WHAT THE TASK REQUIRES
Note each line that includes the word "Emilius". Copy those lines.

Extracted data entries
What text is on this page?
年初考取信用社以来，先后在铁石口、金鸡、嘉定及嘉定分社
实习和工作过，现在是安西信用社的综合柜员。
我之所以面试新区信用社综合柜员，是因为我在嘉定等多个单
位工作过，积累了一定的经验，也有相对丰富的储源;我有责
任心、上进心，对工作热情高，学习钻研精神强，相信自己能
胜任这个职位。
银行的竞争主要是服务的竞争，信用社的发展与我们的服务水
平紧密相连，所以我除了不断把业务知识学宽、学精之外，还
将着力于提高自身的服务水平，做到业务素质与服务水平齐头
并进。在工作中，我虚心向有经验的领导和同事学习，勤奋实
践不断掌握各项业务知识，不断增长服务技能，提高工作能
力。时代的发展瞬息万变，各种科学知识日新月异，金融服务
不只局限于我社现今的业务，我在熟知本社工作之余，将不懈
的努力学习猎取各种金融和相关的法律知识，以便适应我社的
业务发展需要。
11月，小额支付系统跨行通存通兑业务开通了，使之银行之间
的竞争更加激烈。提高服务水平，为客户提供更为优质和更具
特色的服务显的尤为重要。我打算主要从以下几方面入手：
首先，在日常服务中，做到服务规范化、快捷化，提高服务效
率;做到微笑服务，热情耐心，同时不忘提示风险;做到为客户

--

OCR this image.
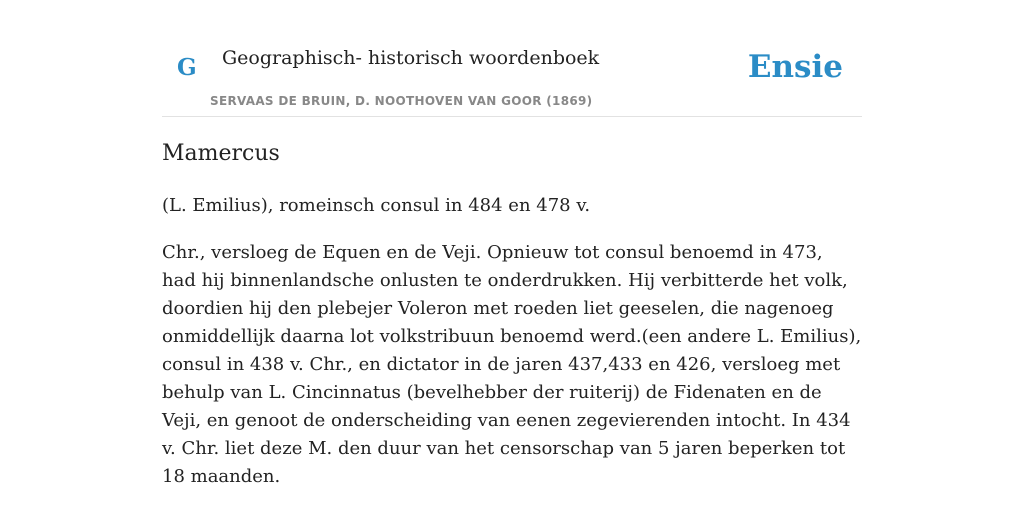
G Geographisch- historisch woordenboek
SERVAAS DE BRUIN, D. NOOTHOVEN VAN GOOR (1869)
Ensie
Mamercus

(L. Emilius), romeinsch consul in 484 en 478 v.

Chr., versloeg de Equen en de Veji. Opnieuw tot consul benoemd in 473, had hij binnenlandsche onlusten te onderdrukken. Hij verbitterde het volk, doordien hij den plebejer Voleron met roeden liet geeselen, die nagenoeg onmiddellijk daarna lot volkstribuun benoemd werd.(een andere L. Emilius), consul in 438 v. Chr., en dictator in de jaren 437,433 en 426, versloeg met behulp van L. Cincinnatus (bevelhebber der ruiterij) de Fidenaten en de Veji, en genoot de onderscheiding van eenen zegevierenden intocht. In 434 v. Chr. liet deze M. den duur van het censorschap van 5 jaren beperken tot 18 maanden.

---

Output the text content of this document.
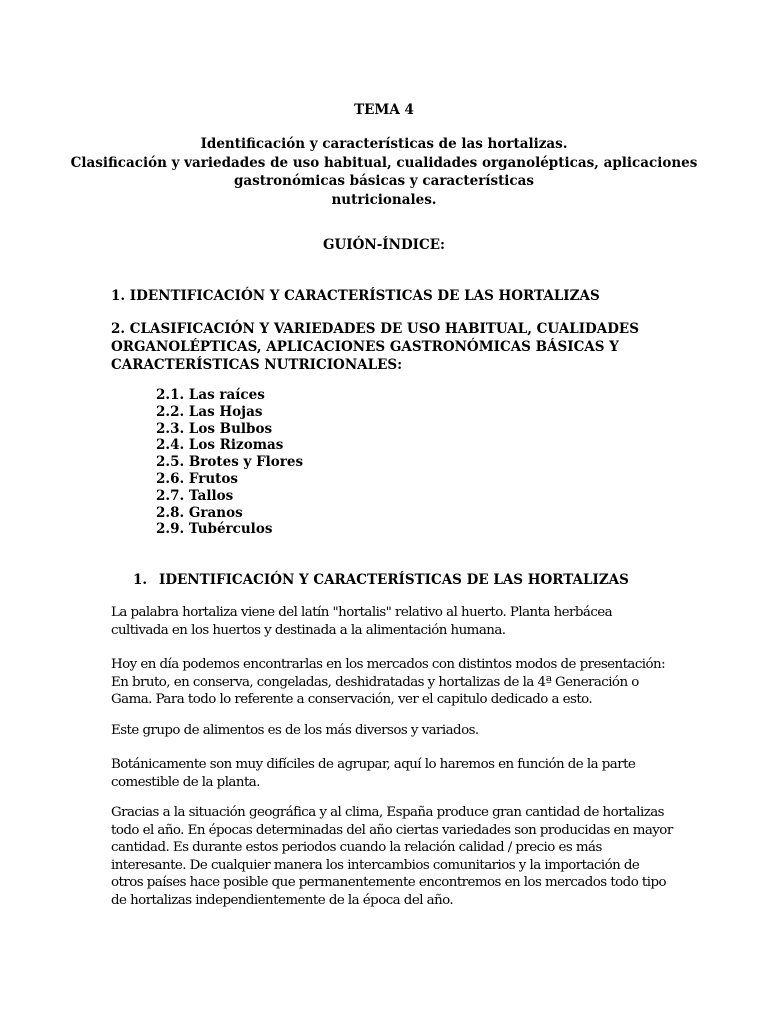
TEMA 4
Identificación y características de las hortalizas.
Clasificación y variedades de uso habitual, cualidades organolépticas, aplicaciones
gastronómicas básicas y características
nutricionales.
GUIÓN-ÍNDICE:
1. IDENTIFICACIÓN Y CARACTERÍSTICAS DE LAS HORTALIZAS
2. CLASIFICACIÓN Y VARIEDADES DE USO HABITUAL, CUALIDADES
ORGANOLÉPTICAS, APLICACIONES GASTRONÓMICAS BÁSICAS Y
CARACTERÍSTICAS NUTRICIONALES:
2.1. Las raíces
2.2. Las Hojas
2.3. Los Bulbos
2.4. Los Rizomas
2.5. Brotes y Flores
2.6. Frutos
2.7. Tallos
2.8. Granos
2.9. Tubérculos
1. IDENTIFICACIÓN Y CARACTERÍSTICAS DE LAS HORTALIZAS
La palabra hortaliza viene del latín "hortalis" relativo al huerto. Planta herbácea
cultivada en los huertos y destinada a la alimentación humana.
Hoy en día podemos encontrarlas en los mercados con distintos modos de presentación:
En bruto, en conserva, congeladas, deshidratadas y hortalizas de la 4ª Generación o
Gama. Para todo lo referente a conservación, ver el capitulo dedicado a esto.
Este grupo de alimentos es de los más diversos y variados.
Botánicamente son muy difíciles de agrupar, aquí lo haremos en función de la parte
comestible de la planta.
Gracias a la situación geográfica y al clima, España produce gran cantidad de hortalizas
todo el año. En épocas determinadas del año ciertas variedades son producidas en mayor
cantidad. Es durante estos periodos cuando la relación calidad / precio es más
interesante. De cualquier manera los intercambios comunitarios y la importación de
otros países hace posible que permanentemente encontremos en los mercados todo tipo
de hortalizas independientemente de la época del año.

PROBLEM SOLUTION
(L. Emilius), romeinsch consul in 484 en 478 v.
Chr., versloeg de Equen en de Veji. Opnieuw tot consul benoemd in 473, had hij binnenlandsche onlusten te onderdrukken. Hij verbitterde het volk, doordien hij den plebejer Voleron met roeden liet geeselen, die nagenoeg onmiddellijk daarna lot volkstribuun benoemd werd.(een andere L. Emilius), consul in 438 v. Chr., en dictator in de jaren 437,433 en 426, versloeg met behulp van L. Cincinnatus (bevelhebber der ruiterij) de Fidenaten en de Veji, en genoot de onderscheiding van eenen zegevierenden intocht. In 434 v. Chr. liet deze M. den duur van het censorschap van 5 jaren beperken tot 18 maanden.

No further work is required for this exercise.